### [WHAT TO WORK ON]
[a] List the usernames of everyone who posted in the forum thread excerpt below.
[b] According to the forum thread excerpt, what advice does Northernsoulgirl45 say works for them?

### [PASSAGE SHOWN]
# # # #

Rockybooboo · 26/12/2020 19:57

And yes Eckhart telling another adult how to express themselves more maturely is really patronising and that has been the tone of your responses to the OP. It's not blatantly rude just very. very condescending.

southeastdweller · 26/12/2020 20:00

@Northernsoulgirl45

*And the constant advice to " go for a nice walk"! Like thats going to solve anything* It works for me and it is pretty standard advice from professionals dealing with health/wellbeing.
No it absolutely isn't pretty standard advice from professionals dealing with health/wellbeing.
Northernsoulgirl45 · 26/12/2020 20:13

@southeastdweller it has been said to me quite a few times on courses I have done and indeed the psychologist seeing dd said the same thing pretty much. Anyway all ,I was saying is that on a personal level it helps me.

# # # #

### [DATA SHOWN]

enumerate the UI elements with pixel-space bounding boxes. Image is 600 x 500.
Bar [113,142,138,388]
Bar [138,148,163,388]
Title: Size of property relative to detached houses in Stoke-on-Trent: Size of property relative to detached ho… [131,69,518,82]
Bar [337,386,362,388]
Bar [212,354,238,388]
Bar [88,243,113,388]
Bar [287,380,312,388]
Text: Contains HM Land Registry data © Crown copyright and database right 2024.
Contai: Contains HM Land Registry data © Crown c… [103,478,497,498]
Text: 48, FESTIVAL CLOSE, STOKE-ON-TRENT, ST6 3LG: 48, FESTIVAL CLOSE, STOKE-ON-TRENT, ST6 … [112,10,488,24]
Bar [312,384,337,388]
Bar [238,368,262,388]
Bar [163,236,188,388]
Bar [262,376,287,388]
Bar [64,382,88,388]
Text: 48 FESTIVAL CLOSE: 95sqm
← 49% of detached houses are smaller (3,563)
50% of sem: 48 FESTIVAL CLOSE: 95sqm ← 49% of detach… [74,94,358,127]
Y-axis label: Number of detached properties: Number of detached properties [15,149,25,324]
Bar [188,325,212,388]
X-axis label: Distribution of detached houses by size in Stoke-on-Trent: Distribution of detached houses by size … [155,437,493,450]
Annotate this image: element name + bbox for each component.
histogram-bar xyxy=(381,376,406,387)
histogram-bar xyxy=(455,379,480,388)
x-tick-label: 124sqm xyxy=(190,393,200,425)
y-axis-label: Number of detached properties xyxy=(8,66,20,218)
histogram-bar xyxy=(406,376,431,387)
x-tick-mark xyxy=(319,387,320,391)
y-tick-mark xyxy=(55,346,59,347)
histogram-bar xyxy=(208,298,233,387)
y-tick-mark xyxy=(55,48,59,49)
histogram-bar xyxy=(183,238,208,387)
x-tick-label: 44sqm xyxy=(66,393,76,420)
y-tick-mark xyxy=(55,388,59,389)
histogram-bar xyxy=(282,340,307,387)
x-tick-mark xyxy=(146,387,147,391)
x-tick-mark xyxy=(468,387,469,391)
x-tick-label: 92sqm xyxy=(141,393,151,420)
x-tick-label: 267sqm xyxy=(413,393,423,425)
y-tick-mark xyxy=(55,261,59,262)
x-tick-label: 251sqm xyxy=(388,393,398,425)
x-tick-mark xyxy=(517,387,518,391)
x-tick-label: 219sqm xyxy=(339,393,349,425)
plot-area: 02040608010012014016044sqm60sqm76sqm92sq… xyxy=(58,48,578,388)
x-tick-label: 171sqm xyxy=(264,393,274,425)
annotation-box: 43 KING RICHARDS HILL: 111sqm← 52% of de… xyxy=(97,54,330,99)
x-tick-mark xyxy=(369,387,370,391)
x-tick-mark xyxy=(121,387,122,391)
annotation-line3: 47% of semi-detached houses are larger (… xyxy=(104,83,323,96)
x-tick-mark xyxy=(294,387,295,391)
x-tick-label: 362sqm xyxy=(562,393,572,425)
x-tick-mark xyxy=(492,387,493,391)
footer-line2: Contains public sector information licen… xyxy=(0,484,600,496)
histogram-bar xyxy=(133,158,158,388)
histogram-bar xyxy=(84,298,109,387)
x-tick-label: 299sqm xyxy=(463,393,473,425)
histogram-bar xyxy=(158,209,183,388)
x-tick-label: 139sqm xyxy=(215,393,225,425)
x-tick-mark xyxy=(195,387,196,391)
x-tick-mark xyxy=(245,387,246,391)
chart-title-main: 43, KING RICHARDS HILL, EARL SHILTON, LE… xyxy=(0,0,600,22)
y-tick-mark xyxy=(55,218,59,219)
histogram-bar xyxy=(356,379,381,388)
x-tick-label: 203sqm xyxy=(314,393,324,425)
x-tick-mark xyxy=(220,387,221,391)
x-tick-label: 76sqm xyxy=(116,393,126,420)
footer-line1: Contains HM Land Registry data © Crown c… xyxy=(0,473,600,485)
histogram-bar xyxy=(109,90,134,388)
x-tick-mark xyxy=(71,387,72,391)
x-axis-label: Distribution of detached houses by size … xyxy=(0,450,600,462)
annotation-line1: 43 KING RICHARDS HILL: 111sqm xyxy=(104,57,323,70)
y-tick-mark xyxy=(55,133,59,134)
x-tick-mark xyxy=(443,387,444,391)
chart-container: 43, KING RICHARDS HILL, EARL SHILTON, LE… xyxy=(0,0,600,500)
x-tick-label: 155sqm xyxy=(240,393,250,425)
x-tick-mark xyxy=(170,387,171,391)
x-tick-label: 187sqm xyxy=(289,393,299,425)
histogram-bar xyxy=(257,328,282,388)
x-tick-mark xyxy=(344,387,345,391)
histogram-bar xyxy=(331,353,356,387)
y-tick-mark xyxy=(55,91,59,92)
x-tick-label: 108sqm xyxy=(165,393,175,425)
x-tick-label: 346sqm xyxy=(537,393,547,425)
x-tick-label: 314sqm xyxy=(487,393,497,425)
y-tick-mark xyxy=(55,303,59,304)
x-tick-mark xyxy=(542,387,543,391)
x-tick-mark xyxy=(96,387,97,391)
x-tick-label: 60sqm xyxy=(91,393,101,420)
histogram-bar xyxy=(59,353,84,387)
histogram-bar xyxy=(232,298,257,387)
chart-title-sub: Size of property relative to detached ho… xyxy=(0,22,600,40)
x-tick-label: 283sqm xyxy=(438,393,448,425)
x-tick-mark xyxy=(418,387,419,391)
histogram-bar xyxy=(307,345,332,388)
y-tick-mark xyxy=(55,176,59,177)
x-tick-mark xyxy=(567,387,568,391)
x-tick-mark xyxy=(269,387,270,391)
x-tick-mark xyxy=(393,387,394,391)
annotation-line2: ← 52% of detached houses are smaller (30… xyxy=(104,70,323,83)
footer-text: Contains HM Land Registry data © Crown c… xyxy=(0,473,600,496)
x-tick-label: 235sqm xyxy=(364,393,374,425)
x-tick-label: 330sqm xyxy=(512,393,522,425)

# # # #

### [ANSWERS FOR EACH ITEM]
[a] Rockybooboo, southeastdweller, Northernsoulgirl45

[b] Going for a nice walk.